Task prompt: Every record should be written out exactly, with the pictures left out.

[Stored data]
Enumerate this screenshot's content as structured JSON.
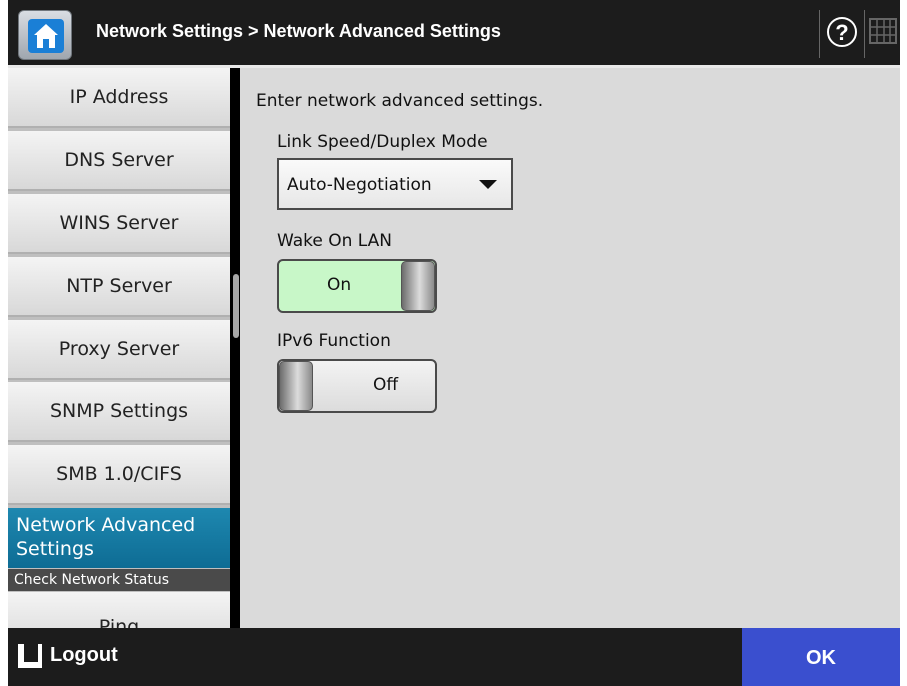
{
  "header": {
    "breadcrumb": "Network Settings > Network Advanced Settings",
    "home_icon": "home-icon",
    "help_icon": "help-icon",
    "help_glyph": "?",
    "keyboard_icon": "keyboard-icon"
  },
  "sidebar": {
    "items": [
      {
        "label": "IP Address"
      },
      {
        "label": "DNS Server"
      },
      {
        "label": "WINS Server"
      },
      {
        "label": "NTP Server"
      },
      {
        "label": "Proxy Server"
      },
      {
        "label": "SNMP Settings"
      },
      {
        "label": "SMB 1.0/CIFS"
      }
    ],
    "active_item": "Network Advanced Settings",
    "section_header": "Check Network Status",
    "ping_item": "Ping"
  },
  "main": {
    "instruction": "Enter network advanced settings.",
    "link_speed": {
      "label": "Link Speed/Duplex Mode",
      "value": "Auto-Negotiation"
    },
    "wake_on_lan": {
      "label": "Wake On LAN",
      "value": "On"
    },
    "ipv6": {
      "label": "IPv6 Function",
      "value": "Off"
    }
  },
  "footer": {
    "logout_label": "Logout",
    "ok_label": "OK"
  },
  "colors": {
    "active_item": "#1478a4",
    "toggle_on": "#c8f7c8",
    "ok_button": "#3a4fcf"
  }
}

Reply:
Enumerate this screenshot's content as structured JSON.
{
  "header": {
    "breadcrumb": "Network Settings > Network Advanced Settings",
    "home_icon": "home-icon",
    "help_icon": "help-icon",
    "help_glyph": "?",
    "keyboard_icon": "keyboard-icon"
  },
  "sidebar": {
    "items": [
      {
        "label": "IP Address"
      },
      {
        "label": "DNS Server"
      },
      {
        "label": "WINS Server"
      },
      {
        "label": "NTP Server"
      },
      {
        "label": "Proxy Server"
      },
      {
        "label": "SNMP Settings"
      },
      {
        "label": "SMB 1.0/CIFS"
      }
    ],
    "active_item": "Network Advanced Settings",
    "section_header": "Check Network Status",
    "ping_item": "Ping"
  },
  "main": {
    "instruction": "Enter network advanced settings.",
    "link_speed": {
      "label": "Link Speed/Duplex Mode",
      "value": "Auto-Negotiation"
    },
    "wake_on_lan": {
      "label": "Wake On LAN",
      "value": "On"
    },
    "ipv6": {
      "label": "IPv6 Function",
      "value": "Off"
    }
  },
  "footer": {
    "logout_label": "Logout",
    "ok_label": "OK"
  },
  "colors": {
    "active_item": "#1478a4",
    "toggle_on": "#c8f7c8",
    "ok_button": "#3a4fcf"
  }
}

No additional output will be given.